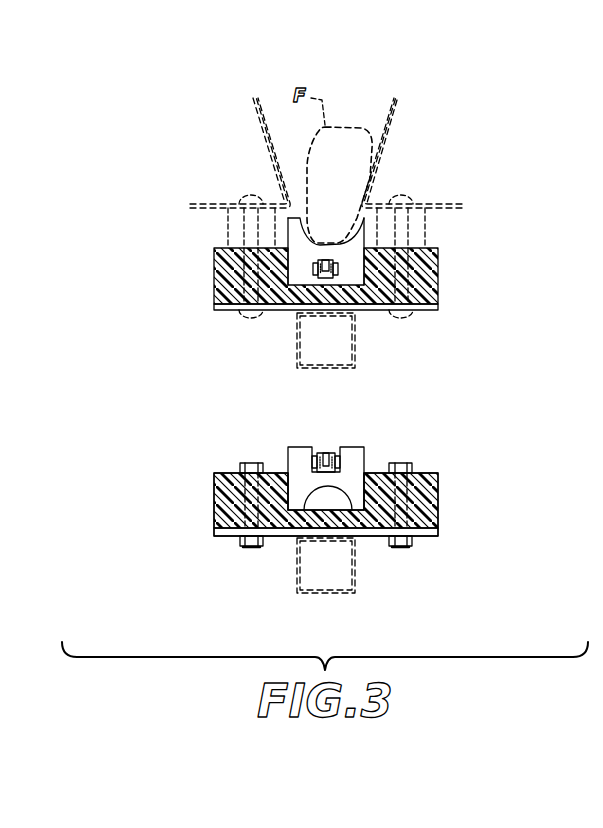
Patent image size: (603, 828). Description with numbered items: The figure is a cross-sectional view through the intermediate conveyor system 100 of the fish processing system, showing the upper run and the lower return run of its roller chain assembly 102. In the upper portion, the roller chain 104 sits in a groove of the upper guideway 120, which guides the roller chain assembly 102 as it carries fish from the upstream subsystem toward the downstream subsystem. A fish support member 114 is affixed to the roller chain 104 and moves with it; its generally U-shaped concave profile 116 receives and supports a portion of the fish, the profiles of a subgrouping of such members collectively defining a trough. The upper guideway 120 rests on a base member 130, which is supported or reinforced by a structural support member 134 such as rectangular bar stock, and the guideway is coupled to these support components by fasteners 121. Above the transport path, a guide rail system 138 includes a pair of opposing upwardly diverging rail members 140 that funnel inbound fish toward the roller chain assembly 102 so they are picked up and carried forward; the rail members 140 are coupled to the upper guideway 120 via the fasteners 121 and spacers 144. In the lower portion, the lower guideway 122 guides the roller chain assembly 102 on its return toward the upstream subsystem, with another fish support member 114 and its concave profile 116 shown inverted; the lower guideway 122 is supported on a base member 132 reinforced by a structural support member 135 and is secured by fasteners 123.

The intermediate conveyor system 100 is at (426, 94).
The roller chain assembly 102 is at (371, 225).
The roller chain 104 is at (323, 270).
The fish support member 114 is at (302, 257).
The concave profile 116 is at (298, 221).
The upper guideway 120 is at (438, 273).
The fastener 121 is at (240, 316).
The lower guideway 122 is at (440, 500).
The fastener 123 is at (240, 542).
The base member 130 is at (438, 307).
The base member 132 is at (438, 530).
The structural support member 134 is at (357, 352).
The structural support member 135 is at (355, 575).
The guide rail system 138 is at (171, 129).
The upwardly diverging rail member 140 is at (261, 126).
The spacer 144 is at (425, 232).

* * * * * * * * *

Reproduce the listing above word for word, leaving out the picture.

» ANSWER FOR THE TASK:
Patent image size: (603, 828). Description with numbered items: The figure is a cross-sectional view through the intermediate conveyor system 100 of the fish processing system, showing the upper run and the lower return run of its roller chain assembly 102. In the upper portion, the roller chain 104 sits in a groove of the upper guideway 120, which guides the roller chain assembly 102 as it carries fish from the upstream subsystem toward the downstream subsystem. A fish support member 114 is affixed to the roller chain 104 and moves with it; its generally U-shaped concave profile 116 receives and supports a portion of the fish, the profiles of a subgrouping of such members collectively defining a trough. The upper guideway 120 rests on a base member 130, which is supported or reinforced by a structural support member 134 such as rectangular bar stock, and the guideway is coupled to these support components by fasteners 121. Above the transport path, a guide rail system 138 includes a pair of opposing upwardly diverging rail members 140 that funnel inbound fish toward the roller chain assembly 102 so they are picked up and carried forward; the rail members 140 are coupled to the upper guideway 120 via the fasteners 121 and spacers 144. In the lower portion, the lower guideway 122 guides the roller chain assembly 102 on its return toward the upstream subsystem, with another fish support member 114 and its concave profile 116 shown inverted; the lower guideway 122 is supported on a base member 132 reinforced by a structural support member 135 and is secured by fasteners 123.

The intermediate conveyor system 100 is at (426, 94).
The roller chain assembly 102 is at (371, 225).
The roller chain 104 is at (323, 270).
The fish support member 114 is at (302, 257).
The concave profile 116 is at (298, 221).
The upper guideway 120 is at (438, 273).
The fastener 121 is at (240, 316).
The lower guideway 122 is at (440, 500).
The fastener 123 is at (240, 542).
The base member 130 is at (438, 307).
The base member 132 is at (438, 530).
The structural support member 134 is at (357, 352).
The structural support member 135 is at (355, 575).
The guide rail system 138 is at (171, 129).
The upwardly diverging rail member 140 is at (261, 126).
The spacer 144 is at (425, 232).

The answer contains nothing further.